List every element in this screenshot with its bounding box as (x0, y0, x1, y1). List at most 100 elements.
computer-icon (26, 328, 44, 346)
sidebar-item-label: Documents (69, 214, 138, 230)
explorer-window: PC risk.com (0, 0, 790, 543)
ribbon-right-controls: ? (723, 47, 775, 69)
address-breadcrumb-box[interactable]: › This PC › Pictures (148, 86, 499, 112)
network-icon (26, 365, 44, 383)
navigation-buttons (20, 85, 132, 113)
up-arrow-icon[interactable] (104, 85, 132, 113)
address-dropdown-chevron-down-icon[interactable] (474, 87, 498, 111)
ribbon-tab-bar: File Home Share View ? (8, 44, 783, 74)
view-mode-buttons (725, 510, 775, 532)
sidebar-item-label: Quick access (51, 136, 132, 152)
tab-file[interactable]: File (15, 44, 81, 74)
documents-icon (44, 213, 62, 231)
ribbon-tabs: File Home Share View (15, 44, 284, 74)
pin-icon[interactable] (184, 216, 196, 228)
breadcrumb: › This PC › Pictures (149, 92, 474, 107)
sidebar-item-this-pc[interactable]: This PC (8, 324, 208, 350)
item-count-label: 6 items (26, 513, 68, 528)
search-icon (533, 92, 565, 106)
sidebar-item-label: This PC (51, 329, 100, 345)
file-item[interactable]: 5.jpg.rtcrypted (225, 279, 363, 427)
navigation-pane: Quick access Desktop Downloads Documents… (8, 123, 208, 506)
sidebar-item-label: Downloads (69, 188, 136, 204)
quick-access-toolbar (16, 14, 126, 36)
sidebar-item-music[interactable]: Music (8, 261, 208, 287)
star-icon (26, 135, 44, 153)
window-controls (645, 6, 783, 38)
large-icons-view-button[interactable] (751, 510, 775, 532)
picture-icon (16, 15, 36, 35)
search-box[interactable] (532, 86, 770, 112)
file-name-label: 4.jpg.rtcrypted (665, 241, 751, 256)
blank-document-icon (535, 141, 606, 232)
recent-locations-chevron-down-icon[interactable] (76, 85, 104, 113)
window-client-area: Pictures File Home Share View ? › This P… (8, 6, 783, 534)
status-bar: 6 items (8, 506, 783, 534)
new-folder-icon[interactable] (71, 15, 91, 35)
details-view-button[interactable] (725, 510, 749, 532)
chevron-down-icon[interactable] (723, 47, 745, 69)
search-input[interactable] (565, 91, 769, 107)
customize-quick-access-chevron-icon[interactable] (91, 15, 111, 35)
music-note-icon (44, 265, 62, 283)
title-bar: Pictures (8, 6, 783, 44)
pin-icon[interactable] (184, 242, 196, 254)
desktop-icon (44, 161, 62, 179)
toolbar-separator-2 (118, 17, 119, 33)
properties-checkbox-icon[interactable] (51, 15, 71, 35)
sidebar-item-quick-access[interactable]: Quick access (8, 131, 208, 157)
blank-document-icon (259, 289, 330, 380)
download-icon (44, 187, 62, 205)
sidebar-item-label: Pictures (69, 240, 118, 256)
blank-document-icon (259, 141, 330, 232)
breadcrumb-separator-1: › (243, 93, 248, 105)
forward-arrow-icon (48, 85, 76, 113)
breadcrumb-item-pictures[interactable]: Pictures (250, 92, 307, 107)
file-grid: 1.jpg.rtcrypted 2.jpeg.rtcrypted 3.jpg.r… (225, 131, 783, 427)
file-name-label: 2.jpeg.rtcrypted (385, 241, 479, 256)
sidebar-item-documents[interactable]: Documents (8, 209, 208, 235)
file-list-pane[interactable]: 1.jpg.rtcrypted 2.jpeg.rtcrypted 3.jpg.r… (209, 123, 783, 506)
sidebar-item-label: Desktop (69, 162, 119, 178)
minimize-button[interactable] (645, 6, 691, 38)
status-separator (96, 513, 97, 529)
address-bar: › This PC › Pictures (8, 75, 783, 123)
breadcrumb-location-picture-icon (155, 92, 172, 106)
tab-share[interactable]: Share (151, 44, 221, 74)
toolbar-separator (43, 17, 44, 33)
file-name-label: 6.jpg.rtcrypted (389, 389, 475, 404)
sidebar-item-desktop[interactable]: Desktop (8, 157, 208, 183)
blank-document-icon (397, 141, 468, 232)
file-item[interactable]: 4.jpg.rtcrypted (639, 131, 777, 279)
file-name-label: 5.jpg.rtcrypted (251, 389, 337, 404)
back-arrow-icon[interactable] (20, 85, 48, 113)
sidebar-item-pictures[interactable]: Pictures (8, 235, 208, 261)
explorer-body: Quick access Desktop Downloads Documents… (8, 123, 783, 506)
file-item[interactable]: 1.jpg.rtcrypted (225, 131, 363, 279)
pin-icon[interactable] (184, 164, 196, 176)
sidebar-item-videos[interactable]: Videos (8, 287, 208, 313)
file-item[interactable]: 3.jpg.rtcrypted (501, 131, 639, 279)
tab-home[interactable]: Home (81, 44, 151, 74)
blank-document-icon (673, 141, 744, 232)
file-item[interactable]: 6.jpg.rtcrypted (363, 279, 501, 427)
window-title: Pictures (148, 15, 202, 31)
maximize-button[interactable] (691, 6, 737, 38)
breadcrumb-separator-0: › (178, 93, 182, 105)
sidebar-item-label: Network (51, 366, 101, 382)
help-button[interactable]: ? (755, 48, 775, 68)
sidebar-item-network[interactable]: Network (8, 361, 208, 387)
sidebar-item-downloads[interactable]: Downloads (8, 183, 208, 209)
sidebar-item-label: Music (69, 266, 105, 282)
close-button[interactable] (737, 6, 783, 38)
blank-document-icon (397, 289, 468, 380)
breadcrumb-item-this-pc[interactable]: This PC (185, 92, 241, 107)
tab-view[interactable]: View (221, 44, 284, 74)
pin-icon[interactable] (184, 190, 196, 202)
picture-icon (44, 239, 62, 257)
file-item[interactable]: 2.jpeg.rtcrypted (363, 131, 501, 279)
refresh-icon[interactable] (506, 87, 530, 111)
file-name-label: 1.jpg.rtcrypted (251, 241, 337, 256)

#### Exercise objective:
Copy out every line above word for word, with nothing changed.

#### Exercise solution:
List every element in this screenshot with its bounding box as (x0, y0, x1, y1). List at most 100 elements.
computer-icon (26, 328, 44, 346)
sidebar-item-label: Documents (69, 214, 138, 230)
explorer-window: PC risk.com (0, 0, 790, 543)
ribbon-right-controls: ? (723, 47, 775, 69)
address-breadcrumb-box[interactable]: › This PC › Pictures (148, 86, 499, 112)
network-icon (26, 365, 44, 383)
navigation-buttons (20, 85, 132, 113)
up-arrow-icon[interactable] (104, 85, 132, 113)
address-dropdown-chevron-down-icon[interactable] (474, 87, 498, 111)
ribbon-tab-bar: File Home Share View ? (8, 44, 783, 74)
view-mode-buttons (725, 510, 775, 532)
sidebar-item-label: Quick access (51, 136, 132, 152)
tab-file[interactable]: File (15, 44, 81, 74)
documents-icon (44, 213, 62, 231)
ribbon-tabs: File Home Share View (15, 44, 284, 74)
pin-icon[interactable] (184, 216, 196, 228)
breadcrumb: › This PC › Pictures (149, 92, 474, 107)
sidebar-item-this-pc[interactable]: This PC (8, 324, 208, 350)
item-count-label: 6 items (26, 513, 68, 528)
search-icon (533, 92, 565, 106)
sidebar-item-label: This PC (51, 329, 100, 345)
file-item[interactable]: 5.jpg.rtcrypted (225, 279, 363, 427)
navigation-pane: Quick access Desktop Downloads Documents… (8, 123, 208, 506)
sidebar-item-label: Downloads (69, 188, 136, 204)
quick-access-toolbar (16, 14, 126, 36)
sidebar-item-music[interactable]: Music (8, 261, 208, 287)
star-icon (26, 135, 44, 153)
window-controls (645, 6, 783, 38)
large-icons-view-button[interactable] (751, 510, 775, 532)
picture-icon (16, 15, 36, 35)
search-box[interactable] (532, 86, 770, 112)
file-name-label: 4.jpg.rtcrypted (665, 241, 751, 256)
blank-document-icon (535, 141, 606, 232)
recent-locations-chevron-down-icon[interactable] (76, 85, 104, 113)
window-client-area: Pictures File Home Share View ? › This P… (8, 6, 783, 534)
status-bar: 6 items (8, 506, 783, 534)
new-folder-icon[interactable] (71, 15, 91, 35)
details-view-button[interactable] (725, 510, 749, 532)
chevron-down-icon[interactable] (723, 47, 745, 69)
search-input[interactable] (565, 91, 769, 107)
customize-quick-access-chevron-icon[interactable] (91, 15, 111, 35)
music-note-icon (44, 265, 62, 283)
title-bar: Pictures (8, 6, 783, 44)
pin-icon[interactable] (184, 242, 196, 254)
desktop-icon (44, 161, 62, 179)
toolbar-separator-2 (118, 17, 119, 33)
properties-checkbox-icon[interactable] (51, 15, 71, 35)
sidebar-item-quick-access[interactable]: Quick access (8, 131, 208, 157)
blank-document-icon (259, 289, 330, 380)
download-icon (44, 187, 62, 205)
sidebar-item-label: Pictures (69, 240, 118, 256)
blank-document-icon (259, 141, 330, 232)
breadcrumb-separator-1: › (243, 93, 248, 105)
forward-arrow-icon (48, 85, 76, 113)
breadcrumb-item-pictures[interactable]: Pictures (250, 92, 307, 107)
file-grid: 1.jpg.rtcrypted 2.jpeg.rtcrypted 3.jpg.r… (225, 131, 783, 427)
file-name-label: 2.jpeg.rtcrypted (385, 241, 479, 256)
sidebar-item-documents[interactable]: Documents (8, 209, 208, 235)
file-list-pane[interactable]: 1.jpg.rtcrypted 2.jpeg.rtcrypted 3.jpg.r… (209, 123, 783, 506)
sidebar-item-label: Desktop (69, 162, 119, 178)
minimize-button[interactable] (645, 6, 691, 38)
status-separator (96, 513, 97, 529)
address-bar: › This PC › Pictures (8, 75, 783, 123)
breadcrumb-location-picture-icon (155, 92, 172, 106)
tab-share[interactable]: Share (151, 44, 221, 74)
toolbar-separator (43, 17, 44, 33)
file-name-label: 6.jpg.rtcrypted (389, 389, 475, 404)
sidebar-item-desktop[interactable]: Desktop (8, 157, 208, 183)
blank-document-icon (397, 141, 468, 232)
file-item[interactable]: 4.jpg.rtcrypted (639, 131, 777, 279)
file-name-label: 5.jpg.rtcrypted (251, 389, 337, 404)
back-arrow-icon[interactable] (20, 85, 48, 113)
sidebar-item-pictures[interactable]: Pictures (8, 235, 208, 261)
explorer-body: Quick access Desktop Downloads Documents… (8, 123, 783, 506)
file-item[interactable]: 1.jpg.rtcrypted (225, 131, 363, 279)
pin-icon[interactable] (184, 164, 196, 176)
sidebar-item-videos[interactable]: Videos (8, 287, 208, 313)
file-item[interactable]: 3.jpg.rtcrypted (501, 131, 639, 279)
tab-home[interactable]: Home (81, 44, 151, 74)
blank-document-icon (673, 141, 744, 232)
file-item[interactable]: 6.jpg.rtcrypted (363, 279, 501, 427)
window-title: Pictures (148, 15, 202, 31)
maximize-button[interactable] (691, 6, 737, 38)
breadcrumb-separator-0: › (178, 93, 182, 105)
sidebar-item-label: Network (51, 366, 101, 382)
help-button[interactable]: ? (755, 48, 775, 68)
sidebar-item-network[interactable]: Network (8, 361, 208, 387)
sidebar-item-downloads[interactable]: Downloads (8, 183, 208, 209)
sidebar-item-label: Music (69, 266, 105, 282)
close-button[interactable] (737, 6, 783, 38)
blank-document-icon (397, 289, 468, 380)
breadcrumb-item-this-pc[interactable]: This PC (185, 92, 241, 107)
tab-view[interactable]: View (221, 44, 284, 74)
pin-icon[interactable] (184, 190, 196, 202)
picture-icon (44, 239, 62, 257)
file-item[interactable]: 2.jpeg.rtcrypted (363, 131, 501, 279)
refresh-icon[interactable] (506, 87, 530, 111)
file-name-label: 1.jpg.rtcrypted (251, 241, 337, 256)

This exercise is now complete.